What is asked: Show every line in the records below that contains the word "image".

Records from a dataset
** Start **

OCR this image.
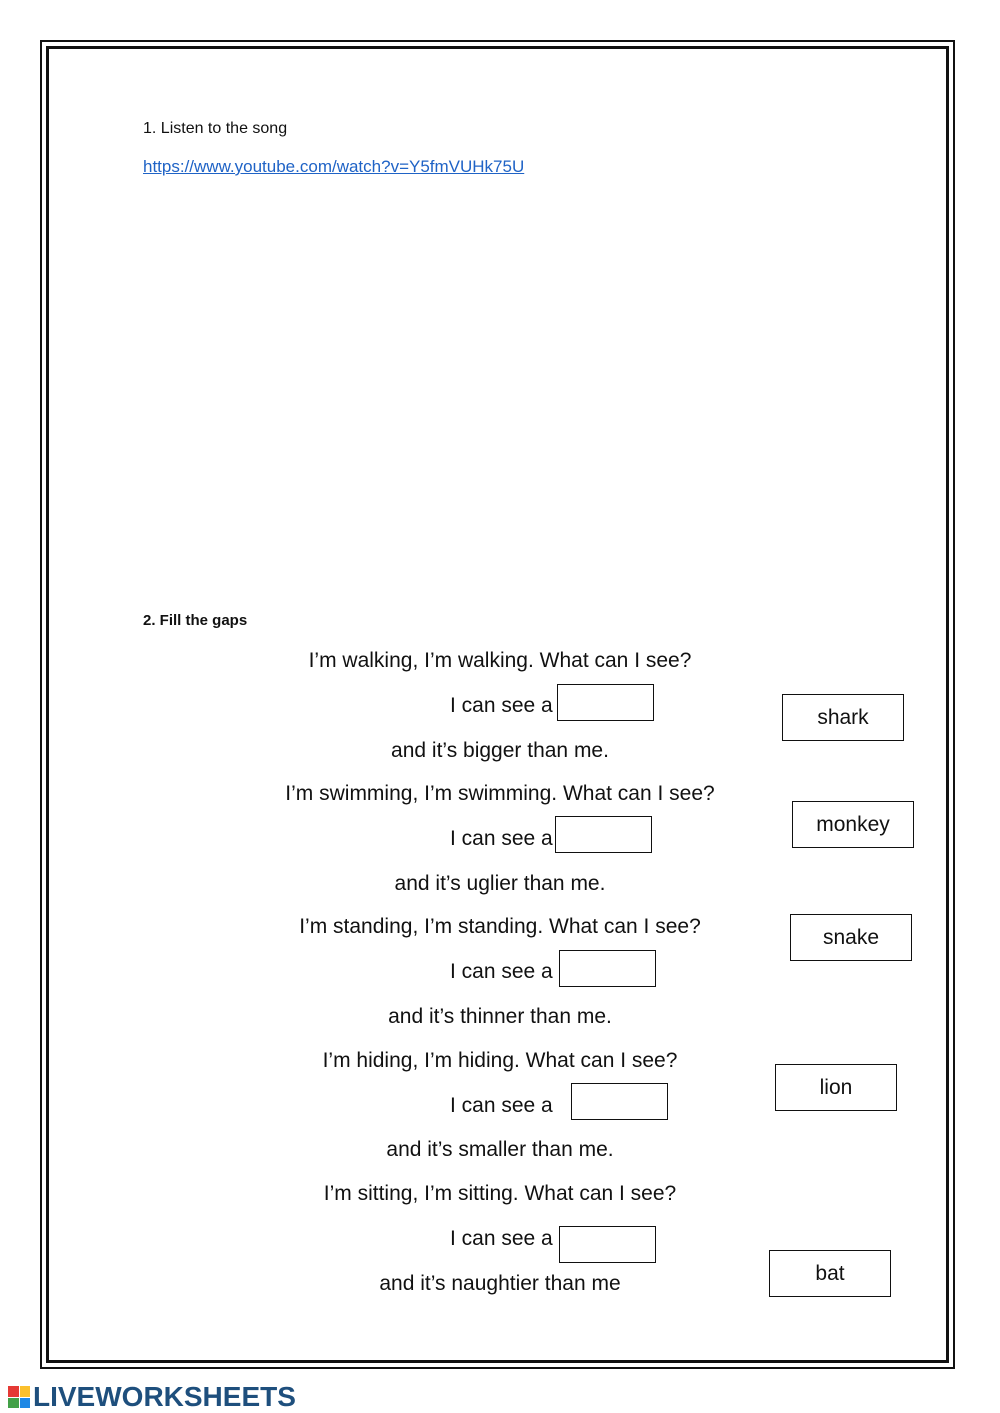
1. Listen to the song
https://www.youtube.com/watch?v=Y5fmVUHk75U
2. Fill the gaps
I’m walking, I’m walking. What can I see?
I can see a
and it’s bigger than me.
I’m swimming, I’m swimming. What can I see?
I can see a
and it’s uglier than me.
I’m standing, I’m standing. What can I see?
I can see a
and it’s thinner than me.
I’m hiding, I’m hiding. What can I see?
I can see a
and it’s smaller than me.
I’m sitting, I’m sitting. What can I see?
I can see a
and it’s naughtier than me
shark
monkey
snake
lion
bat
LIVEWORKSHEETS
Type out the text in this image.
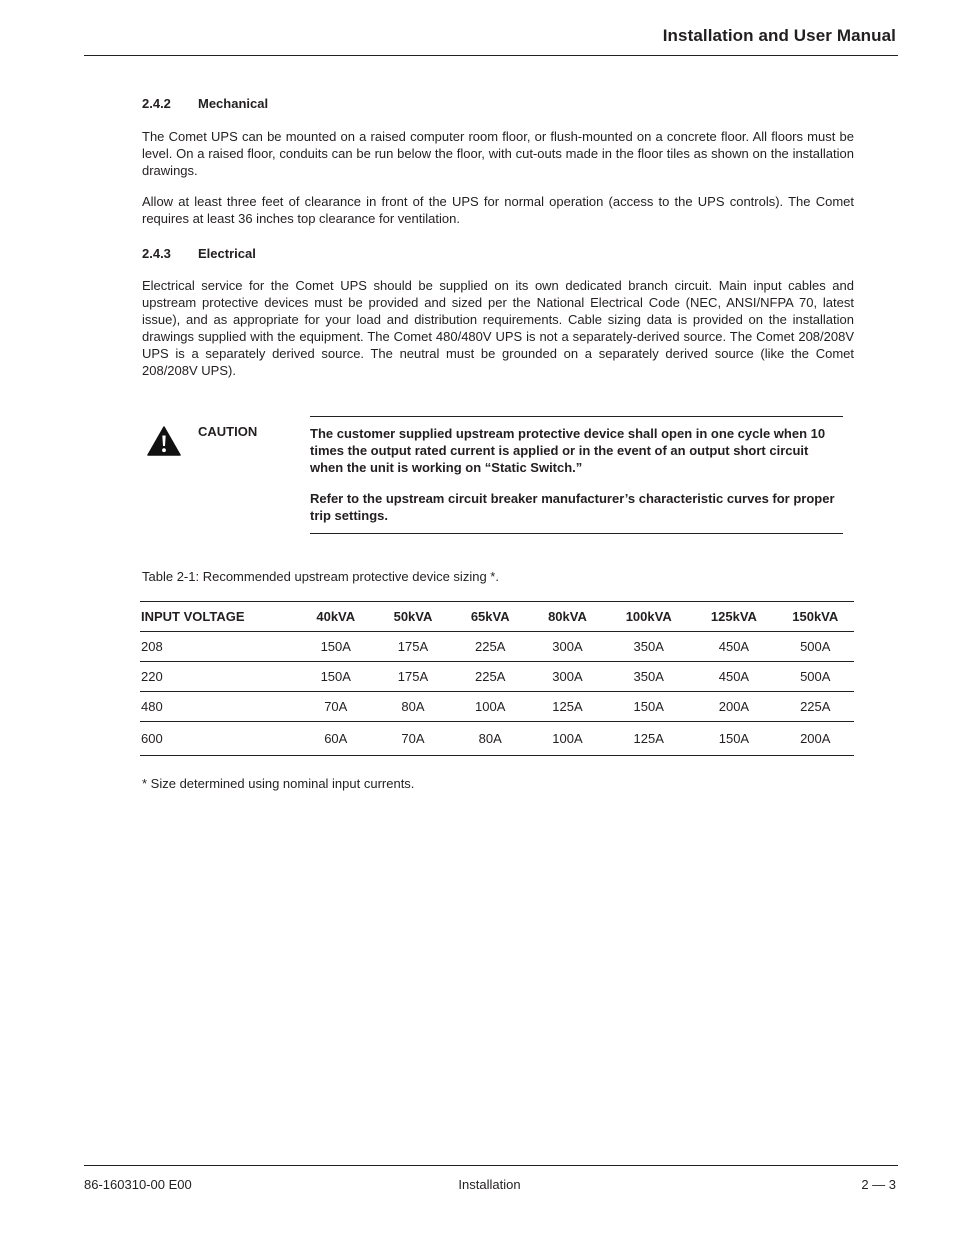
Installation and User Manual
2.4.2 Mechanical

The Comet UPS can be mounted on a raised computer room floor, or flush-mounted on a concrete floor. All floors must be level. On a raised floor, conduits can be run below the floor, with cut-outs made in the floor tiles as shown on the installation drawings.

Allow at least three feet of clearance in front of the UPS for normal operation (access to the UPS controls). The Comet requires at least 36 inches top clearance for ventilation.

2.4.3 Electrical

Electrical service for the Comet UPS should be supplied on its own dedicated branch circuit. Main input cables and upstream protective devices must be provided and sized per the National Electrical Code (NEC, ANSI/NFPA 70, latest issue), and as appropriate for your load and distribution requirements. Cable sizing data is provided on the installation drawings supplied with the equipment. The Comet 480/480V UPS is not a separately-derived source. The Comet 208/208V UPS is a separately derived source. The neutral must be grounded on a separately derived source (like the Comet 208/208V UPS).

CAUTION	The customer supplied upstream protective device shall open in one cycle when 10 times the output rated current is applied or in the event of an output short circuit when the unit is working on “Static Switch.”

Refer to the upstream circuit breaker manufacturer’s characteristic curves for proper trip settings.

Table 2-1: Recommended upstream protective device sizing *.

INPUT VOLTAGE	40kVA	50kVA	65kVA	80kVA	100kVA	125kVA	150kVA
208	150A	175A	225A	300A	350A	450A	500A
220	150A	175A	225A	300A	350A	450A	500A
480	70A	80A	100A	125A	150A	200A	225A
600	60A	70A	80A	100A	125A	150A	200A

* Size determined using nominal input currents.

86-160310-00 E00	Installation	2 — 3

** End **

Exercise result:
OCR this image.
Type out the text in this image.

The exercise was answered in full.